STATED PROBLEM ::
Pictures in the data below are not part of the copy; transcribe everything else exactly.

[Collected data]
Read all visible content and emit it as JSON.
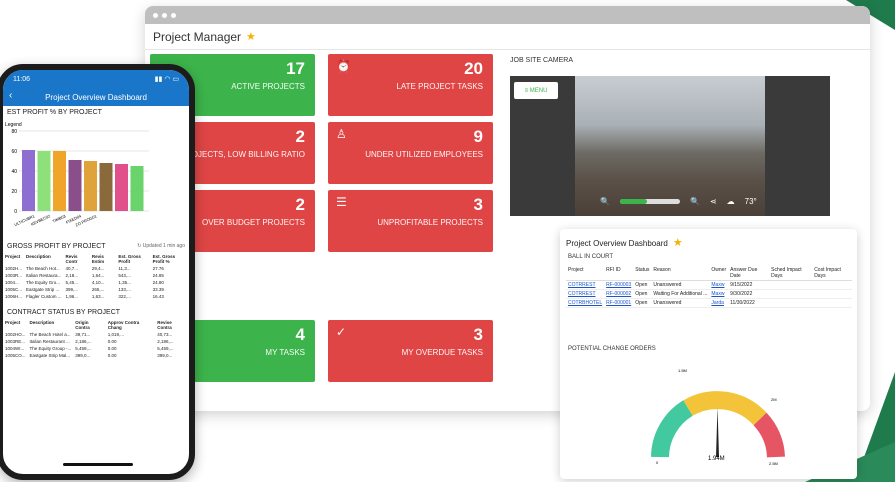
{
  "browser": {
    "title": "Project Manager",
    "tiles": [
      {
        "value": "17",
        "label": "ACTIVE PROJECTS",
        "color": "#3cb44b"
      },
      {
        "value": "20",
        "label": "LATE PROJECT TASKS",
        "color": "#e04545"
      },
      {
        "value": "2",
        "label": "PROJECTS, LOW BILLING RATIO",
        "color": "#e04545"
      },
      {
        "value": "9",
        "label": "UNDER UTILIZED EMPLOYEES",
        "color": "#e04545"
      },
      {
        "value": "2",
        "label": "OVER BUDGET PROJECTS",
        "color": "#e04545"
      },
      {
        "value": "3",
        "label": "UNPROFITABLE PROJECTS",
        "color": "#e04545"
      },
      {
        "value": "4",
        "label": "MY TASKS",
        "color": "#3cb44b"
      },
      {
        "value": "3",
        "label": "MY OVERDUE TASKS",
        "color": "#e04545"
      }
    ],
    "camera": {
      "title": "JOB SITE CAMERA",
      "menu": "≡ MENU",
      "temp": "73°",
      "zoom_level": 0.45
    }
  },
  "overview": {
    "title": "Project Overview Dashboard",
    "ball_in_court": "BALL IN COURT",
    "columns": [
      "Project",
      "RFI ID",
      "Status",
      "Reason",
      "Owner",
      "Answer Due Date",
      "Sched Impact Days",
      "Cost Impact Days"
    ],
    "rows": [
      {
        "project": "COTRREST",
        "rfi": "RF-000003",
        "status": "Open",
        "reason": "Unanswered",
        "owner": "Maxw",
        "due": "9/15/2022"
      },
      {
        "project": "COTRREST",
        "rfi": "RF-000002",
        "status": "Open",
        "reason": "Waiting For Additional ...",
        "owner": "Maxw",
        "due": "9/30/2022"
      },
      {
        "project": "COTRBHOTEL",
        "rfi": "RF-000001",
        "status": "Open",
        "reason": "Unanswered",
        "owner": "Jarda",
        "due": "11/30/2022"
      }
    ],
    "potential": "POTENTIAL CHANGE ORDERS",
    "gauge": {
      "value": "1.94M",
      "min": "0",
      "max": "2.5M",
      "t1": "1.5M",
      "t2": "2M"
    }
  },
  "phone": {
    "time": "11:06",
    "header": "Project Overview Dashboard",
    "est_title": "EST PROFIT % BY PROJECT",
    "legend": "Legend",
    "gross_title": "GROSS PROFIT BY PROJECT",
    "updated": "Updated 1 min ago",
    "gross_cols": [
      "Project",
      "Description",
      "Revis Contr",
      "Revis Estim",
      "Est. Gross Profit",
      "Est. Gross Profit %"
    ],
    "gross_rows": [
      [
        "1002H...",
        "The Beach Hot...",
        "40,7...",
        "29,4...",
        "11,3...",
        "27.76"
      ],
      [
        "1003R...",
        "Italian Restaura...",
        "2,18...",
        "1,64...",
        "543,...",
        "24.85"
      ],
      [
        "1004...",
        "The Equity Gro...",
        "5,45...",
        "4,10...",
        "1,35...",
        "24.80"
      ],
      [
        "1005C...",
        "Eastgate Strip ...",
        "399,...",
        "265,...",
        "133,...",
        "33.39"
      ],
      [
        "1006H...",
        "Flagler Custom ...",
        "1,96...",
        "1,63...",
        "322,...",
        "16.43"
      ]
    ],
    "contract_title": "CONTRACT STATUS BY PROJECT",
    "contract_cols": [
      "Project",
      "Description",
      "Origin Contra",
      "Approv Contra Chang",
      "Revise Contra"
    ],
    "contract_rows": [
      [
        "1002HO...",
        "The Beach Hotel a...",
        "39,71...",
        "1,019,...",
        "40,73..."
      ],
      [
        "1003RE...",
        "Italian Restaurant ...",
        "2,186,...",
        "0.00",
        "2,186,..."
      ],
      [
        "1004WI...",
        "The Equity Group -...",
        "5,459,...",
        "0.00",
        "5,459,..."
      ],
      [
        "1005CO...",
        "Eastgate Strip Mal...",
        "399,0...",
        "0.00",
        "399,0..."
      ]
    ]
  },
  "chart_data": {
    "type": "bar",
    "title": "EST PROFIT % BY PROJECT",
    "categories": [
      "ULTICUBR1",
      "KEVBEC02",
      "TIMB03",
      "FIXED04",
      "ZO PROG01",
      "",
      "",
      ""
    ],
    "values": [
      61,
      60,
      60,
      51,
      50,
      48,
      47,
      45
    ],
    "colors": [
      "#8e6fd1",
      "#8ee07a",
      "#f0a52a",
      "#8a4f8a",
      "#e0a23a",
      "#8a6a3a",
      "#e0508a",
      "#6bd36b"
    ],
    "ylim": [
      0,
      80
    ],
    "yticks": [
      0,
      20,
      40,
      60,
      80
    ]
  }
}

FULL RESPONSE ::
Read all visible content and emit it as JSON.
{
  "browser": {
    "title": "Project Manager",
    "tiles": [
      {
        "value": "17",
        "label": "ACTIVE PROJECTS",
        "color": "#3cb44b"
      },
      {
        "value": "20",
        "label": "LATE PROJECT TASKS",
        "color": "#e04545"
      },
      {
        "value": "2",
        "label": "PROJECTS, LOW BILLING RATIO",
        "color": "#e04545"
      },
      {
        "value": "9",
        "label": "UNDER UTILIZED EMPLOYEES",
        "color": "#e04545"
      },
      {
        "value": "2",
        "label": "OVER BUDGET PROJECTS",
        "color": "#e04545"
      },
      {
        "value": "3",
        "label": "UNPROFITABLE PROJECTS",
        "color": "#e04545"
      },
      {
        "value": "4",
        "label": "MY TASKS",
        "color": "#3cb44b"
      },
      {
        "value": "3",
        "label": "MY OVERDUE TASKS",
        "color": "#e04545"
      }
    ],
    "camera": {
      "title": "JOB SITE CAMERA",
      "menu": "≡ MENU",
      "temp": "73°",
      "zoom_level": 0.45
    }
  },
  "overview": {
    "title": "Project Overview Dashboard",
    "ball_in_court": "BALL IN COURT",
    "columns": [
      "Project",
      "RFI ID",
      "Status",
      "Reason",
      "Owner",
      "Answer Due Date",
      "Sched Impact Days",
      "Cost Impact Days"
    ],
    "rows": [
      {
        "project": "COTRREST",
        "rfi": "RF-000003",
        "status": "Open",
        "reason": "Unanswered",
        "owner": "Maxw",
        "due": "9/15/2022"
      },
      {
        "project": "COTRREST",
        "rfi": "RF-000002",
        "status": "Open",
        "reason": "Waiting For Additional ...",
        "owner": "Maxw",
        "due": "9/30/2022"
      },
      {
        "project": "COTRBHOTEL",
        "rfi": "RF-000001",
        "status": "Open",
        "reason": "Unanswered",
        "owner": "Jarda",
        "due": "11/30/2022"
      }
    ],
    "potential": "POTENTIAL CHANGE ORDERS",
    "gauge": {
      "value": "1.94M",
      "min": "0",
      "max": "2.5M",
      "t1": "1.5M",
      "t2": "2M"
    }
  },
  "phone": {
    "time": "11:06",
    "header": "Project Overview Dashboard",
    "est_title": "EST PROFIT % BY PROJECT",
    "legend": "Legend",
    "gross_title": "GROSS PROFIT BY PROJECT",
    "updated": "Updated 1 min ago",
    "gross_cols": [
      "Project",
      "Description",
      "Revis Contr",
      "Revis Estim",
      "Est. Gross Profit",
      "Est. Gross Profit %"
    ],
    "gross_rows": [
      [
        "1002H...",
        "The Beach Hot...",
        "40,7...",
        "29,4...",
        "11,3...",
        "27.76"
      ],
      [
        "1003R...",
        "Italian Restaura...",
        "2,18...",
        "1,64...",
        "543,...",
        "24.85"
      ],
      [
        "1004...",
        "The Equity Gro...",
        "5,45...",
        "4,10...",
        "1,35...",
        "24.80"
      ],
      [
        "1005C...",
        "Eastgate Strip ...",
        "399,...",
        "265,...",
        "133,...",
        "33.39"
      ],
      [
        "1006H...",
        "Flagler Custom ...",
        "1,96...",
        "1,63...",
        "322,...",
        "16.43"
      ]
    ],
    "contract_title": "CONTRACT STATUS BY PROJECT",
    "contract_cols": [
      "Project",
      "Description",
      "Origin Contra",
      "Approv Contra Chang",
      "Revise Contra"
    ],
    "contract_rows": [
      [
        "1002HO...",
        "The Beach Hotel a...",
        "39,71...",
        "1,019,...",
        "40,73..."
      ],
      [
        "1003RE...",
        "Italian Restaurant ...",
        "2,186,...",
        "0.00",
        "2,186,..."
      ],
      [
        "1004WI...",
        "The Equity Group -...",
        "5,459,...",
        "0.00",
        "5,459,..."
      ],
      [
        "1005CO...",
        "Eastgate Strip Mal...",
        "399,0...",
        "0.00",
        "399,0..."
      ]
    ]
  },
  "chart_data": {
    "type": "bar",
    "title": "EST PROFIT % BY PROJECT",
    "categories": [
      "ULTICUBR1",
      "KEVBEC02",
      "TIMB03",
      "FIXED04",
      "ZO PROG01",
      "",
      "",
      ""
    ],
    "values": [
      61,
      60,
      60,
      51,
      50,
      48,
      47,
      45
    ],
    "colors": [
      "#8e6fd1",
      "#8ee07a",
      "#f0a52a",
      "#8a4f8a",
      "#e0a23a",
      "#8a6a3a",
      "#e0508a",
      "#6bd36b"
    ],
    "ylim": [
      0,
      80
    ],
    "yticks": [
      0,
      20,
      40,
      60,
      80
    ]
  }
}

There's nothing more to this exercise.